EXERCISE GOAL -> Please reproduce every entry below word for word, leaving out the pictures.
====== TASK INPUTS ======
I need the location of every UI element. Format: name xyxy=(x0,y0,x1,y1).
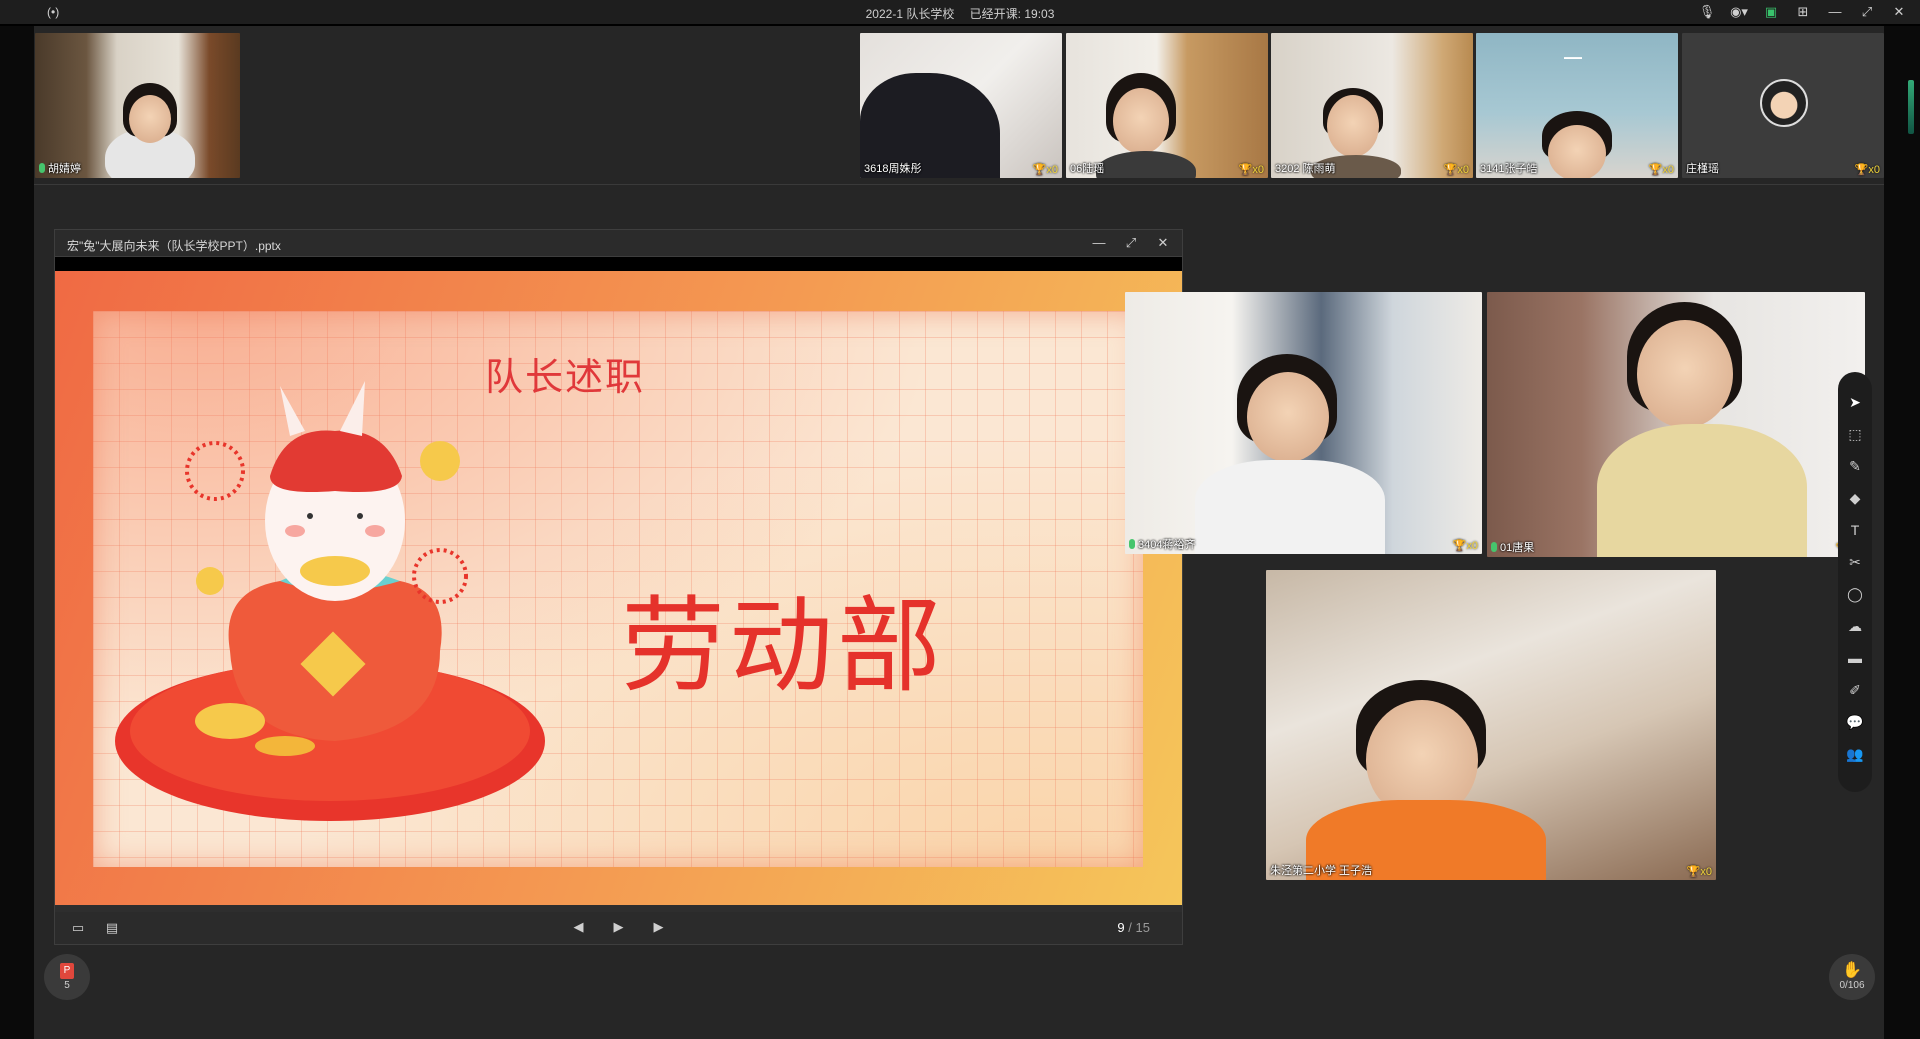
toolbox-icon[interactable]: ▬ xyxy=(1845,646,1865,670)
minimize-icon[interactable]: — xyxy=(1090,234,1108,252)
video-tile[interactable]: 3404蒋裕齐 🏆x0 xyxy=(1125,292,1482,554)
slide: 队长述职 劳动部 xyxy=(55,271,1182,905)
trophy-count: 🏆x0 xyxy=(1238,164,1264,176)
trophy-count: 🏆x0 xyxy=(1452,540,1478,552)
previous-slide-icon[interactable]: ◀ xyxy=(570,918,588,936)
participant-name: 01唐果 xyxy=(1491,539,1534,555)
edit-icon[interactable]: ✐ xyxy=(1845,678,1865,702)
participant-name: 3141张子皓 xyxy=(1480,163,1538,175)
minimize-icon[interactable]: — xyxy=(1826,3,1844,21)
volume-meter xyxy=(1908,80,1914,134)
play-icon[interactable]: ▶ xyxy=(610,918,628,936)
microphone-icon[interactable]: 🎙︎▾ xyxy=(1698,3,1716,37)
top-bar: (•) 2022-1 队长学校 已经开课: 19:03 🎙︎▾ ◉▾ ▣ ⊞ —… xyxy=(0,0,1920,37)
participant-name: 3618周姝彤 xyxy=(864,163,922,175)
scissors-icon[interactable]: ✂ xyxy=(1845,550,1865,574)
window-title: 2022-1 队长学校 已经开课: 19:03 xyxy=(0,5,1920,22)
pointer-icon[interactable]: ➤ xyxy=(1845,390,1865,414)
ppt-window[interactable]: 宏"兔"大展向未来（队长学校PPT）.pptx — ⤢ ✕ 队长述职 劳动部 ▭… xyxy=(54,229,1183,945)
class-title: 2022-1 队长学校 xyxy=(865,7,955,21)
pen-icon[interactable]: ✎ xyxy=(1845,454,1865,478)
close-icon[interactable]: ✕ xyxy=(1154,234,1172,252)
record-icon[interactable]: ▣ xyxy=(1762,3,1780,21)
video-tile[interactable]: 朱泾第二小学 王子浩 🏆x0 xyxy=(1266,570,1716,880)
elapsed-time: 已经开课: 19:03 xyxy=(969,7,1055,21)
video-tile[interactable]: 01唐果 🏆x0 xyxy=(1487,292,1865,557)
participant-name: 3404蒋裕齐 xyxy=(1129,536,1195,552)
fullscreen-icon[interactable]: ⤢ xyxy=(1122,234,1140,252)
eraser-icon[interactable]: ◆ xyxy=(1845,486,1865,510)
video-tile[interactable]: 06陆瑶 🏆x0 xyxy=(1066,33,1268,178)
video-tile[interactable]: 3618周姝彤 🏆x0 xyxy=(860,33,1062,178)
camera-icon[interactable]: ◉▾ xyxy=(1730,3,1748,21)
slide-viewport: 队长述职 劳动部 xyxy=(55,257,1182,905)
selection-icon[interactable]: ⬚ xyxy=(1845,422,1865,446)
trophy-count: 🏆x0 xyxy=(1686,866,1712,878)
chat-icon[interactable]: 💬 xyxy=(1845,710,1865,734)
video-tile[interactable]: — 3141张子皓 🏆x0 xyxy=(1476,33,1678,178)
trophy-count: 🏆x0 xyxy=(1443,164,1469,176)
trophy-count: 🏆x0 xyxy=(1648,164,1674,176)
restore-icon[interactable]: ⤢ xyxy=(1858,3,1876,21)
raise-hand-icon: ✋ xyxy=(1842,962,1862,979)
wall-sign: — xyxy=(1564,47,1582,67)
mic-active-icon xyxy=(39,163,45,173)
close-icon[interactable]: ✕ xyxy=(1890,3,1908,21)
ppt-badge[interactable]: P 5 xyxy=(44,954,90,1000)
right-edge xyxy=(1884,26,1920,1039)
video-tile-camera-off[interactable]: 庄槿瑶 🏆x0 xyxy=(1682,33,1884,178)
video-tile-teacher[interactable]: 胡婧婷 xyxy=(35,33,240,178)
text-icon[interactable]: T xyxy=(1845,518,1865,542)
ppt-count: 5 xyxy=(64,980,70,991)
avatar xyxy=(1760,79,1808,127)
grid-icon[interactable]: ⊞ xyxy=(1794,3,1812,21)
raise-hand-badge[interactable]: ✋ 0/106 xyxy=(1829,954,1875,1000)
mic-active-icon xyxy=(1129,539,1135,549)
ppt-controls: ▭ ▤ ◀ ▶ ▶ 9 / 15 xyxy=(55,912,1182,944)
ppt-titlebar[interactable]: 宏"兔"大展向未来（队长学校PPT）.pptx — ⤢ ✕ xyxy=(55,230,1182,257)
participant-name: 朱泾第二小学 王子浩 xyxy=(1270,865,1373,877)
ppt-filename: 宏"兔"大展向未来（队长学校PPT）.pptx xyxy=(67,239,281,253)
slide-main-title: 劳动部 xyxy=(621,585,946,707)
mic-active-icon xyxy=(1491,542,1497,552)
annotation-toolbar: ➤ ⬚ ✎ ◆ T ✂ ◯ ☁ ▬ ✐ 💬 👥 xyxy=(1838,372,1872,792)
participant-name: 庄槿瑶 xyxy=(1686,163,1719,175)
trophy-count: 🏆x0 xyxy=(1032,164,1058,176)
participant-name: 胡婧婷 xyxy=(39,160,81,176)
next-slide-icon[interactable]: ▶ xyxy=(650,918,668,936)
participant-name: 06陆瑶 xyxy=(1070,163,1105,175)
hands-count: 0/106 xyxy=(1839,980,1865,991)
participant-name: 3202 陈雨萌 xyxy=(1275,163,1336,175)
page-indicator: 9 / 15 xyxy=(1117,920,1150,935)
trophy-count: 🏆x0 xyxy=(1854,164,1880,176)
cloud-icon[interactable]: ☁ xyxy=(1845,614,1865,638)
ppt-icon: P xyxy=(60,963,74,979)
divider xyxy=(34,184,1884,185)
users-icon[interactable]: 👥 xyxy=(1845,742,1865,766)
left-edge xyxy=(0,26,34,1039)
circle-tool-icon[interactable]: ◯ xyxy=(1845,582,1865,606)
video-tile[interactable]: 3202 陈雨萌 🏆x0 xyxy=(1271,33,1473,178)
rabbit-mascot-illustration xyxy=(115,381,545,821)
======
TASK OUTPUT ->
I need the location of every UI element. Format: name xyxy=(x0,y0,x1,y1).
toolbox-icon[interactable]: ▬ xyxy=(1845,646,1865,670)
minimize-icon[interactable]: — xyxy=(1090,234,1108,252)
video-tile[interactable]: 3404蒋裕齐 🏆x0 xyxy=(1125,292,1482,554)
slide: 队长述职 劳动部 xyxy=(55,271,1182,905)
trophy-count: 🏆x0 xyxy=(1238,164,1264,176)
trophy-count: 🏆x0 xyxy=(1452,540,1478,552)
previous-slide-icon[interactable]: ◀ xyxy=(570,918,588,936)
participant-name: 01唐果 xyxy=(1491,539,1534,555)
edit-icon[interactable]: ✐ xyxy=(1845,678,1865,702)
participant-name: 3141张子皓 xyxy=(1480,163,1538,175)
minimize-icon[interactable]: — xyxy=(1826,3,1844,21)
volume-meter xyxy=(1908,80,1914,134)
play-icon[interactable]: ▶ xyxy=(610,918,628,936)
microphone-icon[interactable]: 🎙︎▾ xyxy=(1698,3,1716,37)
top-bar: (•) 2022-1 队长学校 已经开课: 19:03 🎙︎▾ ◉▾ ▣ ⊞ —… xyxy=(0,0,1920,37)
participant-name: 3618周姝彤 xyxy=(864,163,922,175)
scissors-icon[interactable]: ✂ xyxy=(1845,550,1865,574)
window-title: 2022-1 队长学校 已经开课: 19:03 xyxy=(0,5,1920,22)
pointer-icon[interactable]: ➤ xyxy=(1845,390,1865,414)
ppt-window[interactable]: 宏"兔"大展向未来（队长学校PPT）.pptx — ⤢ ✕ 队长述职 劳动部 ▭… xyxy=(54,229,1183,945)
class-title: 2022-1 队长学校 xyxy=(865,7,955,21)
pen-icon[interactable]: ✎ xyxy=(1845,454,1865,478)
close-icon[interactable]: ✕ xyxy=(1154,234,1172,252)
record-icon[interactable]: ▣ xyxy=(1762,3,1780,21)
video-tile[interactable]: 朱泾第二小学 王子浩 🏆x0 xyxy=(1266,570,1716,880)
elapsed-time: 已经开课: 19:03 xyxy=(969,7,1055,21)
video-tile[interactable]: 01唐果 🏆x0 xyxy=(1487,292,1865,557)
participant-name: 3404蒋裕齐 xyxy=(1129,536,1195,552)
fullscreen-icon[interactable]: ⤢ xyxy=(1122,234,1140,252)
eraser-icon[interactable]: ◆ xyxy=(1845,486,1865,510)
video-tile[interactable]: 06陆瑶 🏆x0 xyxy=(1066,33,1268,178)
video-tile[interactable]: 3618周姝彤 🏆x0 xyxy=(860,33,1062,178)
camera-icon[interactable]: ◉▾ xyxy=(1730,3,1748,21)
slide-viewport: 队长述职 劳动部 xyxy=(55,257,1182,905)
selection-icon[interactable]: ⬚ xyxy=(1845,422,1865,446)
trophy-count: 🏆x0 xyxy=(1686,866,1712,878)
chat-icon[interactable]: 💬 xyxy=(1845,710,1865,734)
video-tile[interactable]: — 3141张子皓 🏆x0 xyxy=(1476,33,1678,178)
trophy-count: 🏆x0 xyxy=(1443,164,1469,176)
trophy-count: 🏆x0 xyxy=(1648,164,1674,176)
restore-icon[interactable]: ⤢ xyxy=(1858,3,1876,21)
raise-hand-icon: ✋ xyxy=(1842,962,1862,979)
wall-sign: — xyxy=(1564,47,1582,67)
mic-active-icon xyxy=(39,163,45,173)
close-icon[interactable]: ✕ xyxy=(1890,3,1908,21)
ppt-badge[interactable]: P 5 xyxy=(44,954,90,1000)
right-edge xyxy=(1884,26,1920,1039)
video-tile-camera-off[interactable]: 庄槿瑶 🏆x0 xyxy=(1682,33,1884,178)
video-tile-teacher[interactable]: 胡婧婷 xyxy=(35,33,240,178)
text-icon[interactable]: T xyxy=(1845,518,1865,542)
ppt-count: 5 xyxy=(64,980,70,991)
avatar xyxy=(1760,79,1808,127)
grid-icon[interactable]: ⊞ xyxy=(1794,3,1812,21)
raise-hand-badge[interactable]: ✋ 0/106 xyxy=(1829,954,1875,1000)
mic-active-icon xyxy=(1129,539,1135,549)
ppt-controls: ▭ ▤ ◀ ▶ ▶ 9 / 15 xyxy=(55,912,1182,944)
ppt-titlebar[interactable]: 宏"兔"大展向未来（队长学校PPT）.pptx — ⤢ ✕ xyxy=(55,230,1182,257)
participant-name: 朱泾第二小学 王子浩 xyxy=(1270,865,1373,877)
ppt-filename: 宏"兔"大展向未来（队长学校PPT）.pptx xyxy=(67,239,281,253)
slide-main-title: 劳动部 xyxy=(621,585,946,707)
mic-active-icon xyxy=(1491,542,1497,552)
annotation-toolbar: ➤ ⬚ ✎ ◆ T ✂ ◯ ☁ ▬ ✐ 💬 👥 xyxy=(1838,372,1872,792)
participant-name: 庄槿瑶 xyxy=(1686,163,1719,175)
trophy-count: 🏆x0 xyxy=(1032,164,1058,176)
participant-name: 胡婧婷 xyxy=(39,160,81,176)
next-slide-icon[interactable]: ▶ xyxy=(650,918,668,936)
participant-name: 06陆瑶 xyxy=(1070,163,1105,175)
hands-count: 0/106 xyxy=(1839,980,1865,991)
participant-name: 3202 陈雨萌 xyxy=(1275,163,1336,175)
page-indicator: 9 / 15 xyxy=(1117,920,1150,935)
trophy-count: 🏆x0 xyxy=(1854,164,1880,176)
cloud-icon[interactable]: ☁ xyxy=(1845,614,1865,638)
ppt-icon: P xyxy=(60,963,74,979)
divider xyxy=(34,184,1884,185)
users-icon[interactable]: 👥 xyxy=(1845,742,1865,766)
left-edge xyxy=(0,26,34,1039)
circle-tool-icon[interactable]: ◯ xyxy=(1845,582,1865,606)
video-tile[interactable]: 3202 陈雨萌 🏆x0 xyxy=(1271,33,1473,178)
rabbit-mascot-illustration xyxy=(115,381,545,821)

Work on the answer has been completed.